Please transcribe every one of the rows below character for character, with nothing added, dropped, or changed.

_Supplied data_
******

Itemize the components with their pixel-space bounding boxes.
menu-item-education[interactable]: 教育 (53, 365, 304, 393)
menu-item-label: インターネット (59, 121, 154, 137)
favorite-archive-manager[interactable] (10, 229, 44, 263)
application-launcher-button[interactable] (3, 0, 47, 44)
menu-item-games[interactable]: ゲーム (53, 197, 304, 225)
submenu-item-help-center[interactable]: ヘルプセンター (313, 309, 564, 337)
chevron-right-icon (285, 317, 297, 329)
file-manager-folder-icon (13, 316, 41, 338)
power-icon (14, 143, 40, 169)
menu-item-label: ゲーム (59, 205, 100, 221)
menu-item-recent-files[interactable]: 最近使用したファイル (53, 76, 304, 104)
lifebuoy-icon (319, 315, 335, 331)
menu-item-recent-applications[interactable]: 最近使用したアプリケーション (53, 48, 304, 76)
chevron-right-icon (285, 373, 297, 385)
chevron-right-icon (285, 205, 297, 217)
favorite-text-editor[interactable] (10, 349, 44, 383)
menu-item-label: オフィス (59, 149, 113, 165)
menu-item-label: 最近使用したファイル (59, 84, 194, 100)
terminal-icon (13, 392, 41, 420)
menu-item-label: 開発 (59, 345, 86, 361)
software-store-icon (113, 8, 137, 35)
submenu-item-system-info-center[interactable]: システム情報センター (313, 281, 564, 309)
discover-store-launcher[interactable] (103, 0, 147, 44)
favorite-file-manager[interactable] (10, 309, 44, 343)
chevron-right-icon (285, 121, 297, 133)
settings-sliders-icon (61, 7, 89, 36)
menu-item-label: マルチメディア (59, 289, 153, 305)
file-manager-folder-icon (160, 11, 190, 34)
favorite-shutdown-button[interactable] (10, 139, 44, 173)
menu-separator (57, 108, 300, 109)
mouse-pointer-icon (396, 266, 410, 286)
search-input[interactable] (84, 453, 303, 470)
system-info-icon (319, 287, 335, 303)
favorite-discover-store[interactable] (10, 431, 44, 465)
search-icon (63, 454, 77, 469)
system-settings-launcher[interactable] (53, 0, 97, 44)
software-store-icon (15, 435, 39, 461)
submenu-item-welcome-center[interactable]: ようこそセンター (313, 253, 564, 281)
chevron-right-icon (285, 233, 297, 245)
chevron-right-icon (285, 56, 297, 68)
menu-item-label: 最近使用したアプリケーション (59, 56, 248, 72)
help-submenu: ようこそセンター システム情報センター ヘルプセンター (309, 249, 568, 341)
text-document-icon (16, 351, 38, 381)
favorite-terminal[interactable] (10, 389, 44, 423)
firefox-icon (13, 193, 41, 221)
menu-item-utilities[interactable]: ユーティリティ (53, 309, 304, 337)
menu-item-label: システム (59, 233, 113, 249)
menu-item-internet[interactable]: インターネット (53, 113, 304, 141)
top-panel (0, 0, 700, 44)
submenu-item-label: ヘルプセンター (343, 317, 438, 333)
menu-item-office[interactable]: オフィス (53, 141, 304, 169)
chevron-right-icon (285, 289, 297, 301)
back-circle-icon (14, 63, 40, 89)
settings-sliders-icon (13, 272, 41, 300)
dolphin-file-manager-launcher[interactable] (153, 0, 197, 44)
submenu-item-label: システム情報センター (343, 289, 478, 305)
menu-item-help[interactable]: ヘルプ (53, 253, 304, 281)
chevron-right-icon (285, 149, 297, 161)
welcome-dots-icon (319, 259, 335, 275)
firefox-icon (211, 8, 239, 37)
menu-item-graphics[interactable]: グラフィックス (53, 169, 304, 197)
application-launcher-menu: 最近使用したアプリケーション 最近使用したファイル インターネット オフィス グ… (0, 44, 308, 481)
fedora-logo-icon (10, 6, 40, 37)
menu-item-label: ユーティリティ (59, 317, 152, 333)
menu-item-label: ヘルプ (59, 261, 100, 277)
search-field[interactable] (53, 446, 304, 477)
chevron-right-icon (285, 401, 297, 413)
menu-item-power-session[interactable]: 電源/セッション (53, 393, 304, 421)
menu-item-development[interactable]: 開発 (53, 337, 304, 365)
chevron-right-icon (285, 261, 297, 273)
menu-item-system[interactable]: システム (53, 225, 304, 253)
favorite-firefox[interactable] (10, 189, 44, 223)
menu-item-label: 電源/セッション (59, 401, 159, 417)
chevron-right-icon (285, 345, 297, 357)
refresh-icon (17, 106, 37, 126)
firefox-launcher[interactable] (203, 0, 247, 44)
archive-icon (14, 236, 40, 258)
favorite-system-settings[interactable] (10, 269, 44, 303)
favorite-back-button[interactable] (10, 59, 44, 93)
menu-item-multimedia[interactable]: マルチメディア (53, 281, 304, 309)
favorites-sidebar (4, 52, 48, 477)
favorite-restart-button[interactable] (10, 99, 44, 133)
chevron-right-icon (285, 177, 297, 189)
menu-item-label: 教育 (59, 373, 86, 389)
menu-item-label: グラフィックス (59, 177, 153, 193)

******

_Exercise solution_
Itemize the components with their pixel-space bounding boxes.
menu-item-education[interactable]: 教育 (53, 365, 304, 393)
menu-item-label: インターネット (59, 121, 154, 137)
favorite-archive-manager[interactable] (10, 229, 44, 263)
application-launcher-button[interactable] (3, 0, 47, 44)
menu-item-games[interactable]: ゲーム (53, 197, 304, 225)
submenu-item-help-center[interactable]: ヘルプセンター (313, 309, 564, 337)
chevron-right-icon (285, 317, 297, 329)
file-manager-folder-icon (13, 316, 41, 338)
power-icon (14, 143, 40, 169)
menu-item-label: ゲーム (59, 205, 100, 221)
menu-item-recent-files[interactable]: 最近使用したファイル (53, 76, 304, 104)
lifebuoy-icon (319, 315, 335, 331)
menu-item-recent-applications[interactable]: 最近使用したアプリケーション (53, 48, 304, 76)
chevron-right-icon (285, 373, 297, 385)
chevron-right-icon (285, 205, 297, 217)
favorite-text-editor[interactable] (10, 349, 44, 383)
menu-item-label: オフィス (59, 149, 113, 165)
menu-item-label: 最近使用したファイル (59, 84, 194, 100)
terminal-icon (13, 392, 41, 420)
menu-item-label: 開発 (59, 345, 86, 361)
software-store-icon (113, 8, 137, 35)
submenu-item-system-info-center[interactable]: システム情報センター (313, 281, 564, 309)
discover-store-launcher[interactable] (103, 0, 147, 44)
favorite-file-manager[interactable] (10, 309, 44, 343)
chevron-right-icon (285, 121, 297, 133)
settings-sliders-icon (61, 7, 89, 36)
menu-item-label: マルチメディア (59, 289, 153, 305)
file-manager-folder-icon (160, 11, 190, 34)
favorite-shutdown-button[interactable] (10, 139, 44, 173)
menu-separator (57, 108, 300, 109)
mouse-pointer-icon (396, 266, 410, 286)
search-input[interactable] (84, 453, 303, 470)
system-info-icon (319, 287, 335, 303)
favorite-discover-store[interactable] (10, 431, 44, 465)
search-icon (63, 454, 77, 469)
system-settings-launcher[interactable] (53, 0, 97, 44)
software-store-icon (15, 435, 39, 461)
submenu-item-welcome-center[interactable]: ようこそセンター (313, 253, 564, 281)
chevron-right-icon (285, 233, 297, 245)
chevron-right-icon (285, 56, 297, 68)
menu-item-label: 最近使用したアプリケーション (59, 56, 248, 72)
help-submenu: ようこそセンター システム情報センター ヘルプセンター (309, 249, 568, 341)
text-document-icon (16, 351, 38, 381)
favorite-terminal[interactable] (10, 389, 44, 423)
firefox-icon (13, 193, 41, 221)
menu-item-utilities[interactable]: ユーティリティ (53, 309, 304, 337)
menu-item-label: システム (59, 233, 113, 249)
menu-item-internet[interactable]: インターネット (53, 113, 304, 141)
top-panel (0, 0, 700, 44)
submenu-item-label: ヘルプセンター (343, 317, 438, 333)
menu-item-office[interactable]: オフィス (53, 141, 304, 169)
chevron-right-icon (285, 289, 297, 301)
back-circle-icon (14, 63, 40, 89)
settings-sliders-icon (13, 272, 41, 300)
dolphin-file-manager-launcher[interactable] (153, 0, 197, 44)
submenu-item-label: システム情報センター (343, 289, 478, 305)
menu-item-help[interactable]: ヘルプ (53, 253, 304, 281)
chevron-right-icon (285, 149, 297, 161)
welcome-dots-icon (319, 259, 335, 275)
firefox-icon (211, 8, 239, 37)
menu-item-graphics[interactable]: グラフィックス (53, 169, 304, 197)
application-launcher-menu: 最近使用したアプリケーション 最近使用したファイル インターネット オフィス グ… (0, 44, 308, 481)
fedora-logo-icon (10, 6, 40, 37)
menu-item-label: ユーティリティ (59, 317, 152, 333)
menu-item-label: ヘルプ (59, 261, 100, 277)
search-field[interactable] (53, 446, 304, 477)
chevron-right-icon (285, 401, 297, 413)
menu-item-power-session[interactable]: 電源/セッション (53, 393, 304, 421)
menu-item-development[interactable]: 開発 (53, 337, 304, 365)
chevron-right-icon (285, 261, 297, 273)
menu-item-system[interactable]: システム (53, 225, 304, 253)
favorite-firefox[interactable] (10, 189, 44, 223)
menu-item-label: 電源/セッション (59, 401, 159, 417)
chevron-right-icon (285, 345, 297, 357)
refresh-icon (17, 106, 37, 126)
firefox-launcher[interactable] (203, 0, 247, 44)
archive-icon (14, 236, 40, 258)
favorite-system-settings[interactable] (10, 269, 44, 303)
favorite-back-button[interactable] (10, 59, 44, 93)
menu-item-multimedia[interactable]: マルチメディア (53, 281, 304, 309)
favorites-sidebar (4, 52, 48, 477)
favorite-restart-button[interactable] (10, 99, 44, 133)
chevron-right-icon (285, 177, 297, 189)
menu-item-label: 教育 (59, 373, 86, 389)
menu-item-label: グラフィックス (59, 177, 153, 193)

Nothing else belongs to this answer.